Material for the task:

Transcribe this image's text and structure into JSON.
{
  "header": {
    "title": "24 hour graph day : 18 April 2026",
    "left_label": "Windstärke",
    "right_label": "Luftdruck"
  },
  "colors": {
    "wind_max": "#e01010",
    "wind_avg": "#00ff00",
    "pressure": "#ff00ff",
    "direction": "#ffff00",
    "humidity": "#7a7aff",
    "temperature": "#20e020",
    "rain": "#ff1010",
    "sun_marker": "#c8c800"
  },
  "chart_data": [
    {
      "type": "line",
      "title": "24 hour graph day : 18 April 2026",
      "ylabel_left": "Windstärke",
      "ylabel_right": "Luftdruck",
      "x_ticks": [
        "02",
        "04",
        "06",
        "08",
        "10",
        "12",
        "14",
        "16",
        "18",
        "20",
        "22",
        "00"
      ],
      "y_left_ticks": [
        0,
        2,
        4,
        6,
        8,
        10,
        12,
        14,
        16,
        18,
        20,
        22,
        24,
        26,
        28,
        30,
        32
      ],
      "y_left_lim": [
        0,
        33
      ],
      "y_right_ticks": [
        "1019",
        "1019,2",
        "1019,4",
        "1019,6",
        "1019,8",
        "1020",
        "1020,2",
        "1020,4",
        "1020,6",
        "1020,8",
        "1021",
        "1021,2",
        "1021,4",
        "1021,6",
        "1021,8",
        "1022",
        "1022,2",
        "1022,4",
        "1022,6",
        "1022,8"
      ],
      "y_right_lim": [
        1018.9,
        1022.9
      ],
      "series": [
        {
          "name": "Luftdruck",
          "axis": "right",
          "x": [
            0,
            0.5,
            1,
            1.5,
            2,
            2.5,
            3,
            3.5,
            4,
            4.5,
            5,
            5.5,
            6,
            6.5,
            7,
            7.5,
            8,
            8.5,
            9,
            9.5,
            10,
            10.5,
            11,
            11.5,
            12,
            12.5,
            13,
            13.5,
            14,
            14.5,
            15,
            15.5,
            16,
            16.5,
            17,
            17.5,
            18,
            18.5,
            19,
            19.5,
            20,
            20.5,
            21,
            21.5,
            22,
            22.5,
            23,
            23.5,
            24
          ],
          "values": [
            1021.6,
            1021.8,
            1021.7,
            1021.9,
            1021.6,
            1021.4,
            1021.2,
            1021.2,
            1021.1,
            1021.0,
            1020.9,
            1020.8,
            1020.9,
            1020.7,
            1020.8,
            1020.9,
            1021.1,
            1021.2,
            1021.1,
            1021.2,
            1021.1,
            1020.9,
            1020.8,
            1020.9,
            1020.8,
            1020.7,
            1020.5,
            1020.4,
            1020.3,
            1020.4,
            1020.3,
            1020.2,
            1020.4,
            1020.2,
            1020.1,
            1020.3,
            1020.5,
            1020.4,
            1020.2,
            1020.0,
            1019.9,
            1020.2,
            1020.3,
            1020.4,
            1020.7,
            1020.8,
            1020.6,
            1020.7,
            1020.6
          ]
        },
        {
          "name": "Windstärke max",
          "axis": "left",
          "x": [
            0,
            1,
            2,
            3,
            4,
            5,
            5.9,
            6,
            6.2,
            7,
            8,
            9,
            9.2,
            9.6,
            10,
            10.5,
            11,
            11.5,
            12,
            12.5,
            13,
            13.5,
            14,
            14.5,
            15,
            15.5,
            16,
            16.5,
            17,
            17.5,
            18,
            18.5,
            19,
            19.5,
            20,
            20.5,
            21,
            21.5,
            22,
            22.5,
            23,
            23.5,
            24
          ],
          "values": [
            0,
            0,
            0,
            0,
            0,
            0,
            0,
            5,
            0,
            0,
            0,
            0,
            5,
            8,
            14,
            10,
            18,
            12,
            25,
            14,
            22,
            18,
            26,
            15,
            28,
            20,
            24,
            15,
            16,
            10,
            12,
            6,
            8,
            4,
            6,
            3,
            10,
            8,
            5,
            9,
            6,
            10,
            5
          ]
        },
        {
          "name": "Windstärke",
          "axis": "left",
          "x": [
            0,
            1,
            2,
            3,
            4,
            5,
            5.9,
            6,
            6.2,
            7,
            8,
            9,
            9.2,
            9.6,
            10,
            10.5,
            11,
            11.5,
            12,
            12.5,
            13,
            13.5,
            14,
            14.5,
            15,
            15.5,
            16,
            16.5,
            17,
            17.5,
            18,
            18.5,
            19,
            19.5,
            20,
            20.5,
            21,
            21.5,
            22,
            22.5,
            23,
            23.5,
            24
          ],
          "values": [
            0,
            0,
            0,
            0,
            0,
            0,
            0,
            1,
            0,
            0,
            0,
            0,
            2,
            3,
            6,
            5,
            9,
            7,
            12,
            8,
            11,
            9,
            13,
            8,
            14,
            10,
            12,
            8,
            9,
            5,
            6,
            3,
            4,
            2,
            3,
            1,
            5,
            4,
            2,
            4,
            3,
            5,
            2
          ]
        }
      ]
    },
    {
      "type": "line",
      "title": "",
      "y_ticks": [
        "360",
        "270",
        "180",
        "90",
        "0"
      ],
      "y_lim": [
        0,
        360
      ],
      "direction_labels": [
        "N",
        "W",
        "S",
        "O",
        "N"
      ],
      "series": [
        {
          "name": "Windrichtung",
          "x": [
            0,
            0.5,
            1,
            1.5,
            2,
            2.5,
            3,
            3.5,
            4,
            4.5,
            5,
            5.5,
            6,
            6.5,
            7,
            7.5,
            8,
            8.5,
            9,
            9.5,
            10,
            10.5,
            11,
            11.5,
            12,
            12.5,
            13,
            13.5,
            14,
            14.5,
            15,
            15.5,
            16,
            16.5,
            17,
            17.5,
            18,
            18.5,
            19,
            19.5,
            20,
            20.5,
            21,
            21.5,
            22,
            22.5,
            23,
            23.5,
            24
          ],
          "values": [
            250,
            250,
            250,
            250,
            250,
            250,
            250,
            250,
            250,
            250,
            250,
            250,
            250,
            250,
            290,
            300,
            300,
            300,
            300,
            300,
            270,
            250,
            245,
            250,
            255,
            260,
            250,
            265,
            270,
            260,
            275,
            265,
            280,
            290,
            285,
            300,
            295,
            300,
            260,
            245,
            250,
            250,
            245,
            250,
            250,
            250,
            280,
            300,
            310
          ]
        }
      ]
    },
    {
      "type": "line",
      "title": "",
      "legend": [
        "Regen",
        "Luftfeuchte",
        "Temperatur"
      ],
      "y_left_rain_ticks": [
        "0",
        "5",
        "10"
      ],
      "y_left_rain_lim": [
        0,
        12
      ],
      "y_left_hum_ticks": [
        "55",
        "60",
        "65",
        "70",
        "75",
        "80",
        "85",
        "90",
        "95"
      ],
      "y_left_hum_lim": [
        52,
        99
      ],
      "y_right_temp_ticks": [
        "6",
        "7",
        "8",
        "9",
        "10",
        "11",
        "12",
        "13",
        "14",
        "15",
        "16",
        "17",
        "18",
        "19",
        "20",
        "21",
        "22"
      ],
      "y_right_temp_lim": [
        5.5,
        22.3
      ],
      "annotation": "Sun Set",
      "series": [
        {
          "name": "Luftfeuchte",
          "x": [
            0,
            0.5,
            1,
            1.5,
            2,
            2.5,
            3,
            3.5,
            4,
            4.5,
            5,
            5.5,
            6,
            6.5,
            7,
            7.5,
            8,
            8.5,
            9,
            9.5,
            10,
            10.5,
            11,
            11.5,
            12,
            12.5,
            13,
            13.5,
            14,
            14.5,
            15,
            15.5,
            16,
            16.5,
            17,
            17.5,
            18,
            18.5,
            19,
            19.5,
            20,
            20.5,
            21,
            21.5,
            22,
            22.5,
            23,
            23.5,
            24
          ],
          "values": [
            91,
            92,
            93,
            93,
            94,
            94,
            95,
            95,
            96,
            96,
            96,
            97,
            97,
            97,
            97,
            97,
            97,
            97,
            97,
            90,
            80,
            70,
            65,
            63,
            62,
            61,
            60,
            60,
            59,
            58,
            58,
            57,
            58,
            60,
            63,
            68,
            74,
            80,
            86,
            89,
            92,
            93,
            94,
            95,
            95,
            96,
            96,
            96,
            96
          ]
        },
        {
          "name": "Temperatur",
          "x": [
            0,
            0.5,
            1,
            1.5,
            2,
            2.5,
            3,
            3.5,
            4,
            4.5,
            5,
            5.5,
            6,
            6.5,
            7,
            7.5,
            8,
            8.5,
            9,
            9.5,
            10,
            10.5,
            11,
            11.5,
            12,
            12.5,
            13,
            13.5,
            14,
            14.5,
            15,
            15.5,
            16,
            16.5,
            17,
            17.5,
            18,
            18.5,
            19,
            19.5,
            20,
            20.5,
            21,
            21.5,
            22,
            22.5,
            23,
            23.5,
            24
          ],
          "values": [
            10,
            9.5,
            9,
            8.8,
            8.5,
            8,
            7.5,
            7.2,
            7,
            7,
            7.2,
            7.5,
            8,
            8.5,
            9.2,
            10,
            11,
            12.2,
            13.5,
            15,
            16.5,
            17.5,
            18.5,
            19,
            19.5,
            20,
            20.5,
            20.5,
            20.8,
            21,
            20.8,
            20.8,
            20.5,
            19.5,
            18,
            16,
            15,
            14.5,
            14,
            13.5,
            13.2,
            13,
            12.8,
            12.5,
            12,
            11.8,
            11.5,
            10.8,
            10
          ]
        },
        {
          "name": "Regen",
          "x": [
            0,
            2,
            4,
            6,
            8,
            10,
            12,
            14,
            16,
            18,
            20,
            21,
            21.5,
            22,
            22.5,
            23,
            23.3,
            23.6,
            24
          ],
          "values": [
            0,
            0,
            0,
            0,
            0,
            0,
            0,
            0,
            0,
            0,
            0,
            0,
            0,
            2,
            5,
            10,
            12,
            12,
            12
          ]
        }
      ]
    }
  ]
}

Problem statement: Exactly how many lines contain "Windstärke"? State the number and nothing else.

The output: 4